== EXERCISE PROMPT ==
Can you pull out each line of the data below that includes the word "this"?

(Figure record listings)

** BEGIN **

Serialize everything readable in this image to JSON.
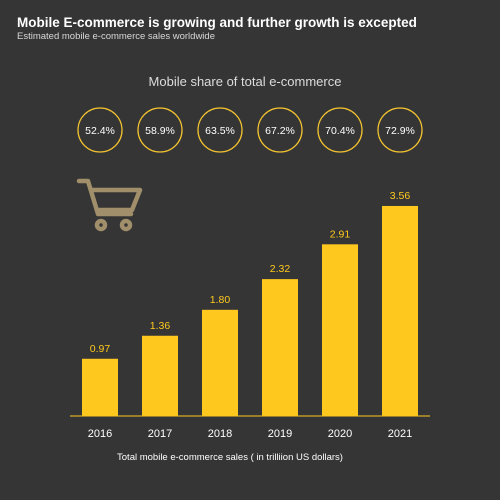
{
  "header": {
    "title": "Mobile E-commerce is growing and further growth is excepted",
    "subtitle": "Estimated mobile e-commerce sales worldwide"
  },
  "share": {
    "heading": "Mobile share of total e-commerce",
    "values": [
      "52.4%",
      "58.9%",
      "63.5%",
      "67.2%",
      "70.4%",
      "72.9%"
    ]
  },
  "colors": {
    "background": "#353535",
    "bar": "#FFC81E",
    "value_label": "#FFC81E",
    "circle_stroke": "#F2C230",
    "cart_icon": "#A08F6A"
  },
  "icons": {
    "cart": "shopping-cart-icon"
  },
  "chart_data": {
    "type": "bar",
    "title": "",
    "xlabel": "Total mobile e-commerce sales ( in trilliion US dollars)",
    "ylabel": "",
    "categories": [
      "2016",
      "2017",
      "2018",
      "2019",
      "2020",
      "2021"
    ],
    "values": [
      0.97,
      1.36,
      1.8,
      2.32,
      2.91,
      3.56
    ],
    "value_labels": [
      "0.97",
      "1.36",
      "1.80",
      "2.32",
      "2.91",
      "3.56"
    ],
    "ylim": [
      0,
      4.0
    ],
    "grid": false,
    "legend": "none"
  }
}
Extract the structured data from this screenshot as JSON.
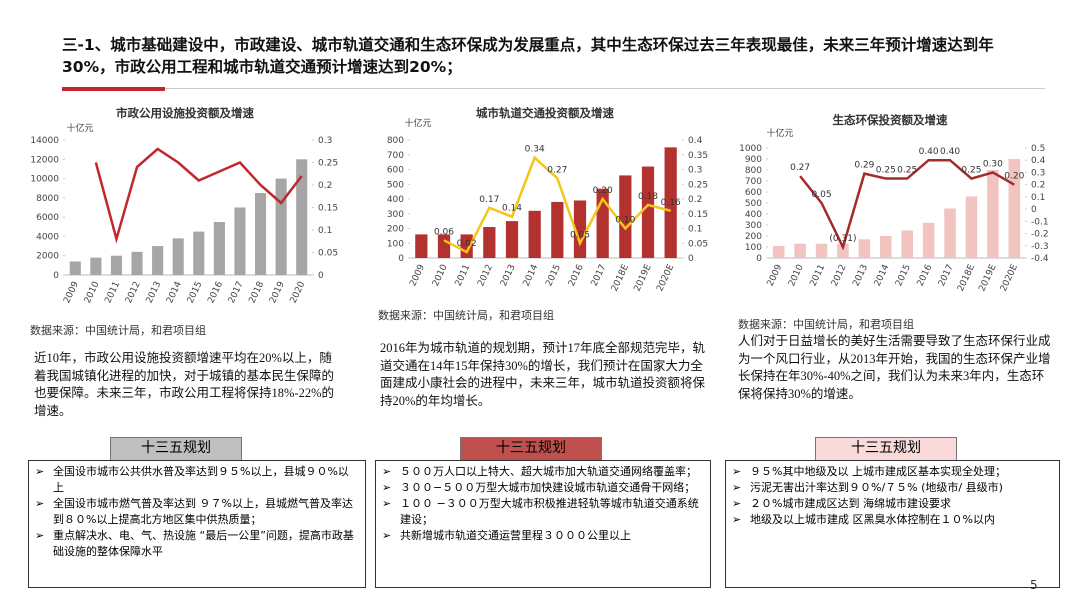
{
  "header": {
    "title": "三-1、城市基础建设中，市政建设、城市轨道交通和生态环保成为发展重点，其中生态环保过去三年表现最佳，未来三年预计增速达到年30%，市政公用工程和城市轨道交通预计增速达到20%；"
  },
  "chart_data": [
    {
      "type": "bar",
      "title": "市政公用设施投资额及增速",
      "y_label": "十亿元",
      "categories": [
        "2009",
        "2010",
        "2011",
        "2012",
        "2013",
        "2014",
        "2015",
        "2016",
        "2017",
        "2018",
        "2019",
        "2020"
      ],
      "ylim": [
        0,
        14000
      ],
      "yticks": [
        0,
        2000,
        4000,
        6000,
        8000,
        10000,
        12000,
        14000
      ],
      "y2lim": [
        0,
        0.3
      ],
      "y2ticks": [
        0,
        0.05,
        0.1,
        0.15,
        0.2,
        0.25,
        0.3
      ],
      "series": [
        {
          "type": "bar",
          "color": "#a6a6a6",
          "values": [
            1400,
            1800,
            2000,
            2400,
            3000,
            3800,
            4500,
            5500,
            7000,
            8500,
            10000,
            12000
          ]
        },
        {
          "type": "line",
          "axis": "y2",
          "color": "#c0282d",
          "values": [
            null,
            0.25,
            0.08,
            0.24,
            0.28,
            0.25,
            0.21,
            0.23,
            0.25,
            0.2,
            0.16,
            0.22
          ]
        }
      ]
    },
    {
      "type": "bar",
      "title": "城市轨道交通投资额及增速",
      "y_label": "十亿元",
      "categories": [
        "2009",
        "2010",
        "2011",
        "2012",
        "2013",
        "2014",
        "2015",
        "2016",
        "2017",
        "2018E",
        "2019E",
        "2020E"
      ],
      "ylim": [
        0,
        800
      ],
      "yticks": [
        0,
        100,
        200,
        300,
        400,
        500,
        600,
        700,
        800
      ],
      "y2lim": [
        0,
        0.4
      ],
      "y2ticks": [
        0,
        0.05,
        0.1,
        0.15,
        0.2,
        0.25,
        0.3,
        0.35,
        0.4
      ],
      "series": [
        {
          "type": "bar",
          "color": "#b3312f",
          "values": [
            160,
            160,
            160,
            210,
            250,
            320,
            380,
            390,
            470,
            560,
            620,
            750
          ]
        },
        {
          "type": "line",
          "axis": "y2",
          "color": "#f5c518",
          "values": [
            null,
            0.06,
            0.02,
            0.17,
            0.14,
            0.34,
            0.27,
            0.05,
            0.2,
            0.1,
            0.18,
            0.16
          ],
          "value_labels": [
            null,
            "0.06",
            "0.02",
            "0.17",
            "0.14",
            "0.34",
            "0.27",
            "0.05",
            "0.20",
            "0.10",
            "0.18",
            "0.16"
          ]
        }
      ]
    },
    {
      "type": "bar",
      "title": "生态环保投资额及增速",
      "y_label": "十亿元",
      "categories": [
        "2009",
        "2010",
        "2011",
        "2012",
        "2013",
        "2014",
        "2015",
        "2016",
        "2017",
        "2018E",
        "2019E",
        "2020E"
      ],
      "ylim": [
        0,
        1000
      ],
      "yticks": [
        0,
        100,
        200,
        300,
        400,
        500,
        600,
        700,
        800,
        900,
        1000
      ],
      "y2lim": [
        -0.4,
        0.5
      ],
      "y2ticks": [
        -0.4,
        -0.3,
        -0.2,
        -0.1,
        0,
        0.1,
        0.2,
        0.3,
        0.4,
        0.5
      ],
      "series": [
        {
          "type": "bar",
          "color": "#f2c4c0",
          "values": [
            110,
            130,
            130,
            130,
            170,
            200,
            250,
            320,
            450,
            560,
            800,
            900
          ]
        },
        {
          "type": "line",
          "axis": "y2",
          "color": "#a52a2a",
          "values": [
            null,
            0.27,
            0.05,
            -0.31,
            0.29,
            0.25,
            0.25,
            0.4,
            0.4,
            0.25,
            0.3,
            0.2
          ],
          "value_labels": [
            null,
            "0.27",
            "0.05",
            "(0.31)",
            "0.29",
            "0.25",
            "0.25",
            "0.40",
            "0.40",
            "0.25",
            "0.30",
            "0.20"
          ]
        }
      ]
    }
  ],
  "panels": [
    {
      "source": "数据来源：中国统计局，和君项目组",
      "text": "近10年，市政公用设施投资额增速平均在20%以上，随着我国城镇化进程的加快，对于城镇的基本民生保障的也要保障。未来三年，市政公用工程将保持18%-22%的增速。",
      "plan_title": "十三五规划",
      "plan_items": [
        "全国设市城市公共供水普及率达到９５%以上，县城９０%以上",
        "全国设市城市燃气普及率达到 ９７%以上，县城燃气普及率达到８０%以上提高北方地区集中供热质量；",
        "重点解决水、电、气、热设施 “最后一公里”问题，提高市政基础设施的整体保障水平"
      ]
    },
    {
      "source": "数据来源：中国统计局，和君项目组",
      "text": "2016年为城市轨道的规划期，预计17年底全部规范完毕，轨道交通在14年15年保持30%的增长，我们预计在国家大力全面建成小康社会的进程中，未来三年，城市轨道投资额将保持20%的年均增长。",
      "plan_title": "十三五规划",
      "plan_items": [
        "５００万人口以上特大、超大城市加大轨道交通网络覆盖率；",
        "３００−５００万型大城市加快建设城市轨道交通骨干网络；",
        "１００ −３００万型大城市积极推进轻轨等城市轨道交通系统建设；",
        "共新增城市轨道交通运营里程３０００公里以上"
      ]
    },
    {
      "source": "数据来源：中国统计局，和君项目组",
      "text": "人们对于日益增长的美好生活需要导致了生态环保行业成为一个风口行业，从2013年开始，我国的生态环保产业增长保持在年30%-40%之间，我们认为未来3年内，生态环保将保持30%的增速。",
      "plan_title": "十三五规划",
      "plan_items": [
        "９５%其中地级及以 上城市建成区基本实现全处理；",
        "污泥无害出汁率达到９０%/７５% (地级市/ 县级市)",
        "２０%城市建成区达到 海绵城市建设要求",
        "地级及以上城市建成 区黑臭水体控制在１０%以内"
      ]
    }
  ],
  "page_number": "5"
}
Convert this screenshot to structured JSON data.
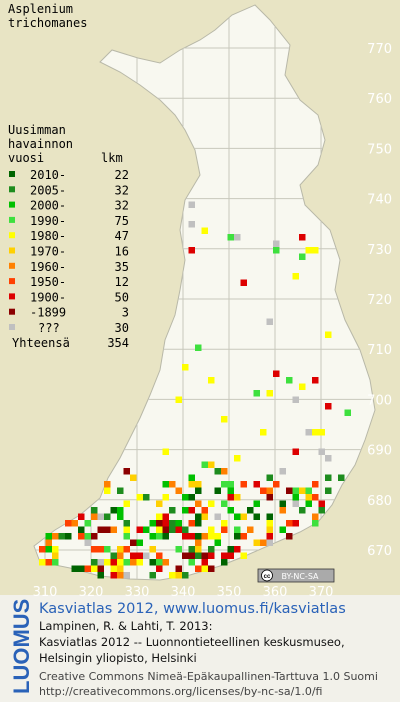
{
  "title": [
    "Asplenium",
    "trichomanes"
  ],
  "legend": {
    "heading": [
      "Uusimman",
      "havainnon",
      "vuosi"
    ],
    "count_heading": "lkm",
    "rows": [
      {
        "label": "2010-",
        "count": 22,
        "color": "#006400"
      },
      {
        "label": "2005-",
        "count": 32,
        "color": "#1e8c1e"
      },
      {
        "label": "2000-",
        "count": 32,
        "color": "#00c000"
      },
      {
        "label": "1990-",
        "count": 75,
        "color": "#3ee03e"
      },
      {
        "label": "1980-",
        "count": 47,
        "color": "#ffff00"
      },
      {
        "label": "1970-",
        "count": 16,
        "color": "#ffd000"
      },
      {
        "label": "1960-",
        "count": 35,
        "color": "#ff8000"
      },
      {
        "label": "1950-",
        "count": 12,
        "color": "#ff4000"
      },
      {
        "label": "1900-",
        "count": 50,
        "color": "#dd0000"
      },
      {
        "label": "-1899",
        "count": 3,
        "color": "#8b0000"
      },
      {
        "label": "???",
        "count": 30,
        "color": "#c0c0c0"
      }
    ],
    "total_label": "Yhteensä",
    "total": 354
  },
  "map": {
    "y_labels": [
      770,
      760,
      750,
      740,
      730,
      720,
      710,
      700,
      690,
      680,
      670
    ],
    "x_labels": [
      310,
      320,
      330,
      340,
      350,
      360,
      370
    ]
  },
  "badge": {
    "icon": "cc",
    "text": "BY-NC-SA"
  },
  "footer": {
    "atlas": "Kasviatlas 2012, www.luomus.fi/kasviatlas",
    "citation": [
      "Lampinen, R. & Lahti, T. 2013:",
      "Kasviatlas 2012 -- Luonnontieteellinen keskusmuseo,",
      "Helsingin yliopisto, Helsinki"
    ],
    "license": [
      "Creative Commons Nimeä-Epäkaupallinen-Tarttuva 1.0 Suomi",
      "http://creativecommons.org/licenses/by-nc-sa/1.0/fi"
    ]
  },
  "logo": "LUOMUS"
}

** END **

== FINAL ANSWER ==
Serialize everything readable in this image to JSON.
Extract the structured data from this screenshot as JSON.
Convert this screenshot to structured JSON data.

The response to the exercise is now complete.